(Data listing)
----------

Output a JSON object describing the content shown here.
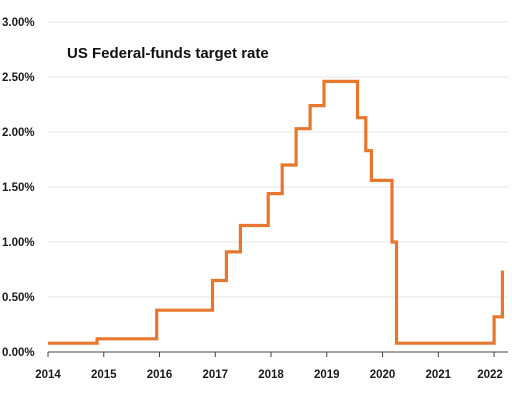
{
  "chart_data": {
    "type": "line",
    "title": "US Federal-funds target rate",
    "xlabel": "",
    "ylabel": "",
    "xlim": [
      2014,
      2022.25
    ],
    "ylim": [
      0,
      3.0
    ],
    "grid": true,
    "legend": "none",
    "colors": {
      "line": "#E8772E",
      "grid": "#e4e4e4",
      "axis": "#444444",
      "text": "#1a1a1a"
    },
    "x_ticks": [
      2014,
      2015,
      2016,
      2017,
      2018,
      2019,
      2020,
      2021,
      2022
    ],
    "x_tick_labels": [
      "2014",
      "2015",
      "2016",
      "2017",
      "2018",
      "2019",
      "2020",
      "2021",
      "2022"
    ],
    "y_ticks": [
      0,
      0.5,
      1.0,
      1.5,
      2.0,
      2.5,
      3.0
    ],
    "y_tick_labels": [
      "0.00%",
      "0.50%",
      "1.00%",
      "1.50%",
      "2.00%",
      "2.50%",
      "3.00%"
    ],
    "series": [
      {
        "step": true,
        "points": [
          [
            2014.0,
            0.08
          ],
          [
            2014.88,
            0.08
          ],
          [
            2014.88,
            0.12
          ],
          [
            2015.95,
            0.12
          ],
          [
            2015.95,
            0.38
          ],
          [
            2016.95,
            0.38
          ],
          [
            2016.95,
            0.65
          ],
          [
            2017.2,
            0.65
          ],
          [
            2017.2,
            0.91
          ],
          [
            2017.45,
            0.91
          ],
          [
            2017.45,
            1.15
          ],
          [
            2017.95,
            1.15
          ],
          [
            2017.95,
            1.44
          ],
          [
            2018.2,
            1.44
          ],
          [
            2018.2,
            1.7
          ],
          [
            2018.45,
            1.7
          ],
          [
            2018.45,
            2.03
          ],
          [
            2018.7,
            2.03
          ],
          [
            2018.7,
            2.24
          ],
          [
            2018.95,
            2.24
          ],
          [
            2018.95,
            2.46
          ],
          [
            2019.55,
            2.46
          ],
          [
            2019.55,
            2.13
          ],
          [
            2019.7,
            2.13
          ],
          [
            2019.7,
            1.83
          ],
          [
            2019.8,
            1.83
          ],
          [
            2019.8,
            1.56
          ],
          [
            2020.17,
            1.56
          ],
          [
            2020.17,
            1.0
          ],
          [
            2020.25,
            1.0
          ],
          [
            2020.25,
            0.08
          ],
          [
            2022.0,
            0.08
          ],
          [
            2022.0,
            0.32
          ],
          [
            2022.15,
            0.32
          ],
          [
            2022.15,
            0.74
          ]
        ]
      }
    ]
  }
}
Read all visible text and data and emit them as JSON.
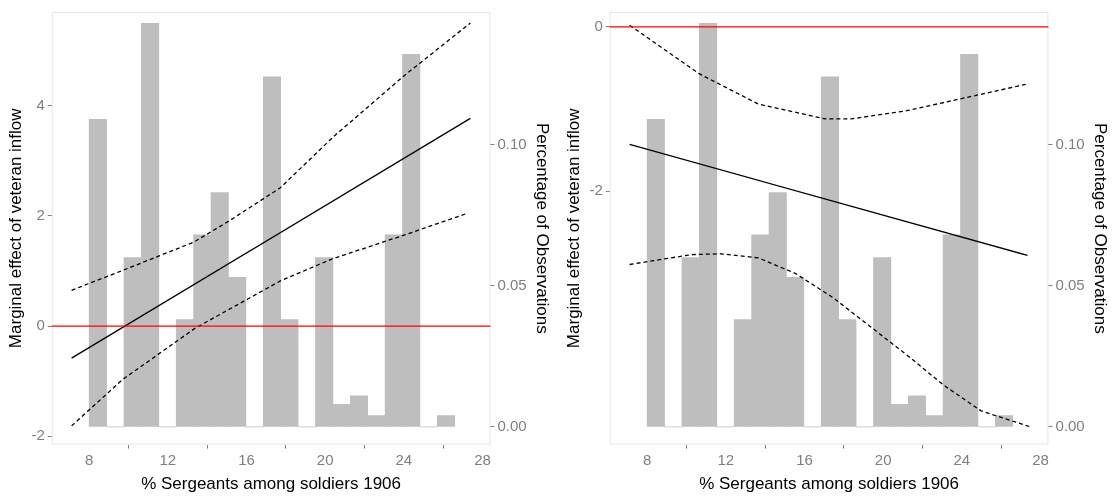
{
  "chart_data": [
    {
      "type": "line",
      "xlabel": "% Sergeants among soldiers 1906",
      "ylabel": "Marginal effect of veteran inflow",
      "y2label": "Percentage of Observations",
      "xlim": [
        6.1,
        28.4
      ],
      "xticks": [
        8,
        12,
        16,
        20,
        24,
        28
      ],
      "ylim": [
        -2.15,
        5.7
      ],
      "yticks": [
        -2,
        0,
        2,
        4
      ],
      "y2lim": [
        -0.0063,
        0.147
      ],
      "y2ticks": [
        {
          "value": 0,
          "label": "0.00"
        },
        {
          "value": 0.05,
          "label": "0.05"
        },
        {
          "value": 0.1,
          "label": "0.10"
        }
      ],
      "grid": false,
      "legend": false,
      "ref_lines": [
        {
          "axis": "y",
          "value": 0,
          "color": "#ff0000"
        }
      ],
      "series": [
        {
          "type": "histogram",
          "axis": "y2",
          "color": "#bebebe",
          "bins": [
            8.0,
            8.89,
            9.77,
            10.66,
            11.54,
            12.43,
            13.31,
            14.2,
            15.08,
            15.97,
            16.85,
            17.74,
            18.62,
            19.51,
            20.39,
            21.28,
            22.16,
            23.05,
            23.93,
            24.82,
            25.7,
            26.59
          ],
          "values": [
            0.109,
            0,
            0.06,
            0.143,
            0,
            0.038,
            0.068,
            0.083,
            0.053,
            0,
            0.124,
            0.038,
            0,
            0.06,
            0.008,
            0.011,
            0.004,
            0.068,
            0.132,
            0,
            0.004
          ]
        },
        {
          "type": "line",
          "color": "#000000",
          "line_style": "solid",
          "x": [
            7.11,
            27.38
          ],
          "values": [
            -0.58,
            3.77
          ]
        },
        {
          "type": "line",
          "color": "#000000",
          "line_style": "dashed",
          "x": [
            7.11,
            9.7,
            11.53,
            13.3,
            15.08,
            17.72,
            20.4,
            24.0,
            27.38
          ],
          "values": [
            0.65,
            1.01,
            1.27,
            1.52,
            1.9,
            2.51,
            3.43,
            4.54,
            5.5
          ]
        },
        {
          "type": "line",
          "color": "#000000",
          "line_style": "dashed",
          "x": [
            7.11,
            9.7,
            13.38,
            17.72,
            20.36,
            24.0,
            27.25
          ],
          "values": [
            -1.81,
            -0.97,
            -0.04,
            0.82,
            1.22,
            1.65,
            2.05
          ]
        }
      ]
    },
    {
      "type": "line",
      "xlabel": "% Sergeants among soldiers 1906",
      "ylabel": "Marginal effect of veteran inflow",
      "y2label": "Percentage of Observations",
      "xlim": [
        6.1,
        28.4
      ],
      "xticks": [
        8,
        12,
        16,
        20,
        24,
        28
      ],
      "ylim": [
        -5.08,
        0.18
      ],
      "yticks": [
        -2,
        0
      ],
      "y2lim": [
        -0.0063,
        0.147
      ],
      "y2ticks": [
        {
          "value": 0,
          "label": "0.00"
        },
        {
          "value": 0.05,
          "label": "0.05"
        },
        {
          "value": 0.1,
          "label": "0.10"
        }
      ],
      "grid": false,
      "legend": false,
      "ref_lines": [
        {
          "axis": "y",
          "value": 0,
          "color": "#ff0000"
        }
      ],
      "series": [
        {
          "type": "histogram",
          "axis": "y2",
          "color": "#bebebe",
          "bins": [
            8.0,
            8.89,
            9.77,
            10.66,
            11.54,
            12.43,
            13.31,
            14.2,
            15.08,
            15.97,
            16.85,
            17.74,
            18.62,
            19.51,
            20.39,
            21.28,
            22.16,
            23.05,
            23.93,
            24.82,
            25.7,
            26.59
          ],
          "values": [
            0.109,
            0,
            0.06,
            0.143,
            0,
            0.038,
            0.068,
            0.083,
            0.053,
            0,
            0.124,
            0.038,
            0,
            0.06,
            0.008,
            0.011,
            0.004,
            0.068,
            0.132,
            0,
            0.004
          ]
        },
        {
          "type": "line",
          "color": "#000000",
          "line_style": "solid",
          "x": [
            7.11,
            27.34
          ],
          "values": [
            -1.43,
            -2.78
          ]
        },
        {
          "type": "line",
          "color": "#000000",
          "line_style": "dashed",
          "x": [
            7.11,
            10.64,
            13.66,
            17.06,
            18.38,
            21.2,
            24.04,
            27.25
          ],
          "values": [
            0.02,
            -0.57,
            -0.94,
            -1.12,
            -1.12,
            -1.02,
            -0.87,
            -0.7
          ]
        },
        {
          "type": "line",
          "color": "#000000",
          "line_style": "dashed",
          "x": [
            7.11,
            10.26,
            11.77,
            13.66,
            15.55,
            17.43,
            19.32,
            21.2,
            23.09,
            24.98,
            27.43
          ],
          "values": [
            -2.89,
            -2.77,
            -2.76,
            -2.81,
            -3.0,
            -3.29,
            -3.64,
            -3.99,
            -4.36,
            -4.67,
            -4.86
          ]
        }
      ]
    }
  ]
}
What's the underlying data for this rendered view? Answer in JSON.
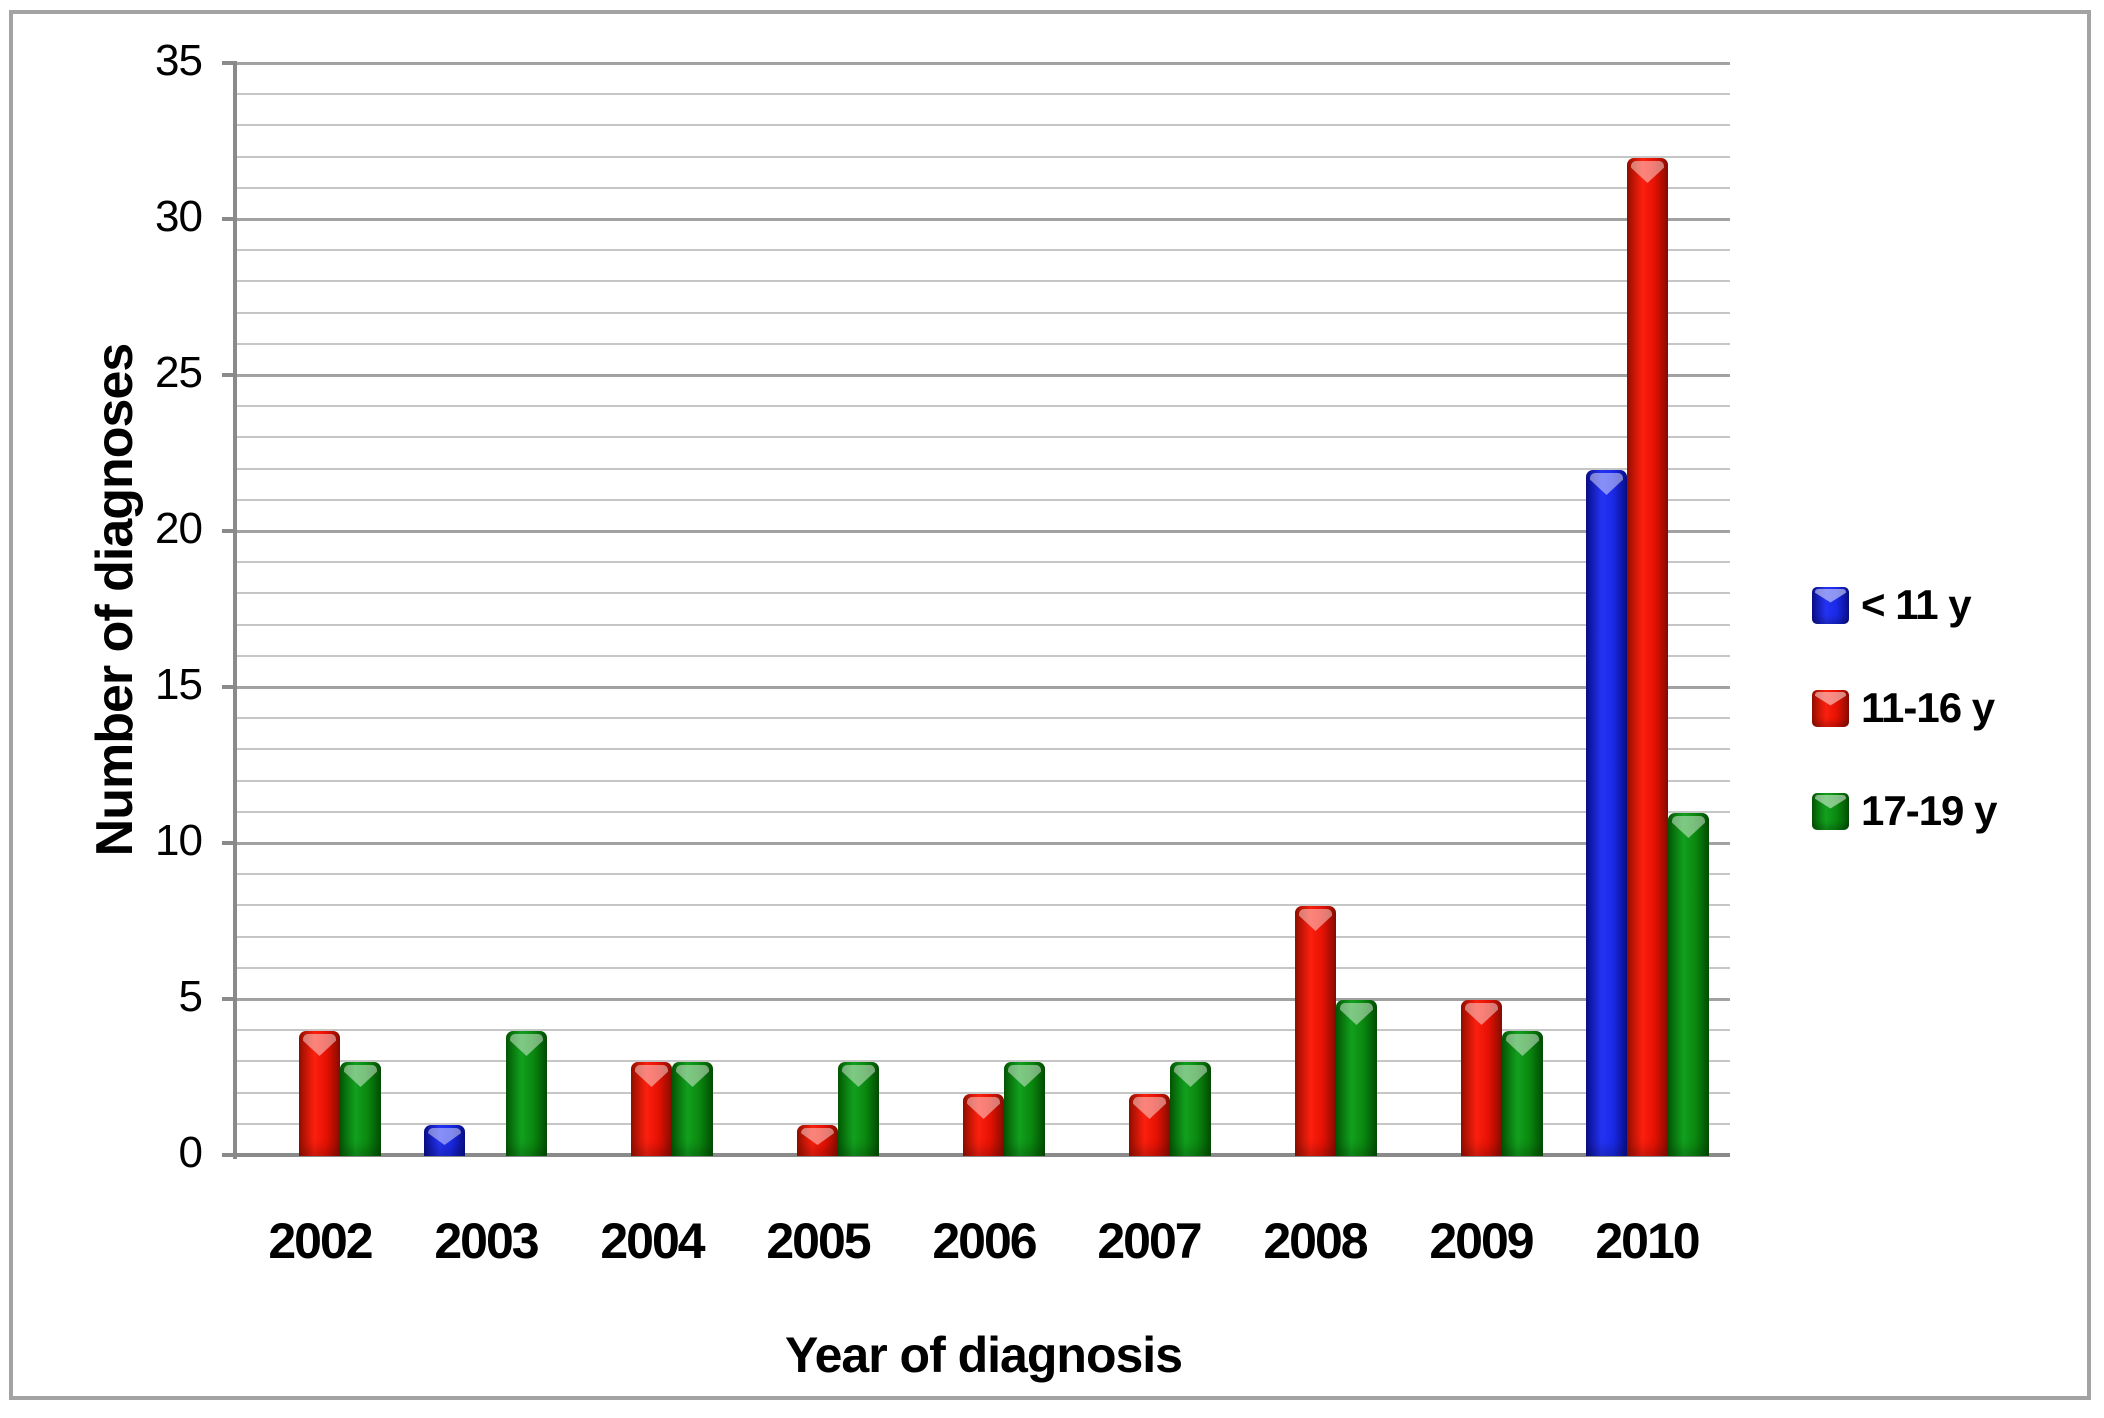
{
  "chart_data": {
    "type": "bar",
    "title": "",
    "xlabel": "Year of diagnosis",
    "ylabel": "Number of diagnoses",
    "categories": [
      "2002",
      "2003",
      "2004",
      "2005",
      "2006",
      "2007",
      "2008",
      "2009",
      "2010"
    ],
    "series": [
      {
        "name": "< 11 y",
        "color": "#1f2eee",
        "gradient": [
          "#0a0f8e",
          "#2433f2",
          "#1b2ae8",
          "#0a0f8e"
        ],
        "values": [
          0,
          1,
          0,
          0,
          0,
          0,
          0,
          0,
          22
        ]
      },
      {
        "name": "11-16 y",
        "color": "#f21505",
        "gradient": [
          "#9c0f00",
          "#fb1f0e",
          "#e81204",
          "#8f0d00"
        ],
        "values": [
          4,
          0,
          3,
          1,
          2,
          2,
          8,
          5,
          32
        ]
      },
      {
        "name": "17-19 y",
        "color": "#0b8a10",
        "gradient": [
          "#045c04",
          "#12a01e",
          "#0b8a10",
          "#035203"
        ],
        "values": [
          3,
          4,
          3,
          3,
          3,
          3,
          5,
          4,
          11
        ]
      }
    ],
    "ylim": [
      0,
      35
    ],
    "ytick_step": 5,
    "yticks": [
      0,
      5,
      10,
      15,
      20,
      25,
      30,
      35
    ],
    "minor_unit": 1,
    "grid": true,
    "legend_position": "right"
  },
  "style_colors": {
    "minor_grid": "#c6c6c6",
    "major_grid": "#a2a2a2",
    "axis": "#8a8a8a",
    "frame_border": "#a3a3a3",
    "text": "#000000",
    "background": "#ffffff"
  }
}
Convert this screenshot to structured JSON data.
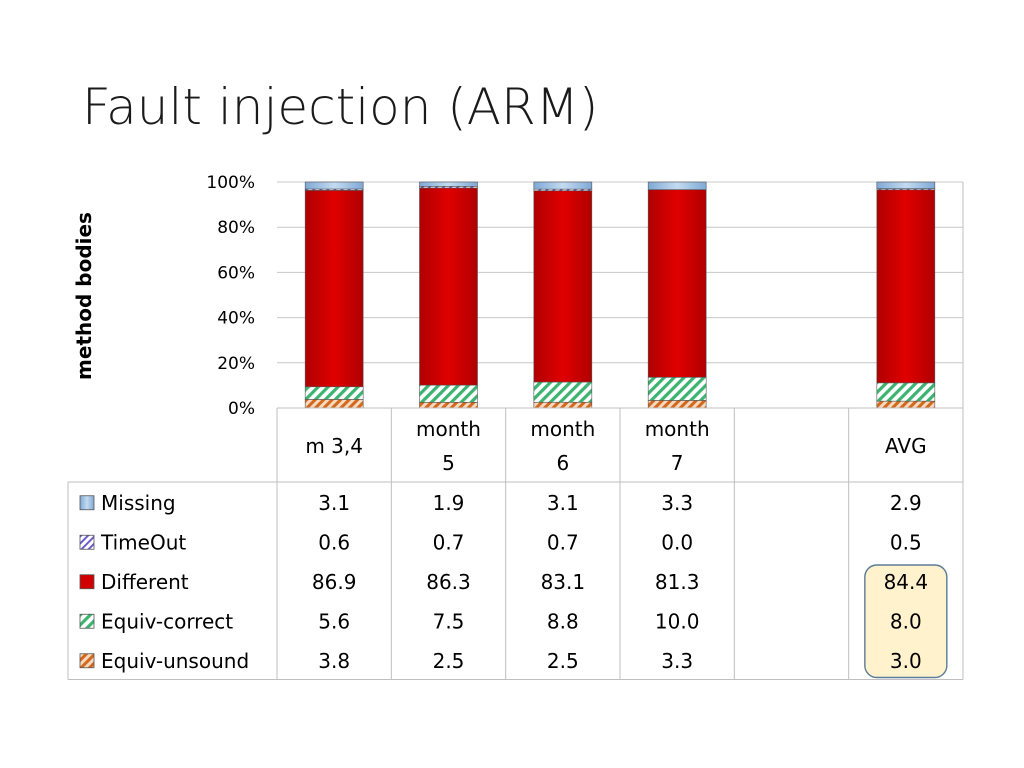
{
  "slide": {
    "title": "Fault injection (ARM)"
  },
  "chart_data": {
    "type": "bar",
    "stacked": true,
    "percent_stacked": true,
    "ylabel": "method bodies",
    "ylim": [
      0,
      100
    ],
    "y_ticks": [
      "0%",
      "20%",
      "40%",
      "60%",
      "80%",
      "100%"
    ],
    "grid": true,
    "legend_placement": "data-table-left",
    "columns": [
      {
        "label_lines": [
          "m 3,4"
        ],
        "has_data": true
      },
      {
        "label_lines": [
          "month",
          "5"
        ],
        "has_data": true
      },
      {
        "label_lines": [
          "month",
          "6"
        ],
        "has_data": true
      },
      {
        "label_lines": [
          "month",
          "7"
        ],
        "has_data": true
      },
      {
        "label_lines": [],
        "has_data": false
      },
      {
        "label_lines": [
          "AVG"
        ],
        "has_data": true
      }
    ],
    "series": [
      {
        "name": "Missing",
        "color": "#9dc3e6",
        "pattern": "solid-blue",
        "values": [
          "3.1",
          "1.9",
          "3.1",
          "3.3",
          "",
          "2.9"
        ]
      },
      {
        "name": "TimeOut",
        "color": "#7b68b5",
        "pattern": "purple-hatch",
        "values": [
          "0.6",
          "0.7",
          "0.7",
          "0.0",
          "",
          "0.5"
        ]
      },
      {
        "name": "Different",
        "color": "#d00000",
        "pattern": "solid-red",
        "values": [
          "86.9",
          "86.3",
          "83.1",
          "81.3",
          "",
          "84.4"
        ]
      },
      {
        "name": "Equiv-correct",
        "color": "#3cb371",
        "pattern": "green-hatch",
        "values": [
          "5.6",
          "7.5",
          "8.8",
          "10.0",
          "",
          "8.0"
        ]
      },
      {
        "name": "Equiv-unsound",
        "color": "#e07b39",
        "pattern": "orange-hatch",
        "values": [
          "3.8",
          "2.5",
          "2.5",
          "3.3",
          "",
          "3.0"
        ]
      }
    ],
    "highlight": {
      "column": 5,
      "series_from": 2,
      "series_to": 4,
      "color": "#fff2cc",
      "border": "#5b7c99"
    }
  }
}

----------

• [Directive] Count the lines in the records above that contain the word "this", and reply with only that number.

• [Output of the exercise] 2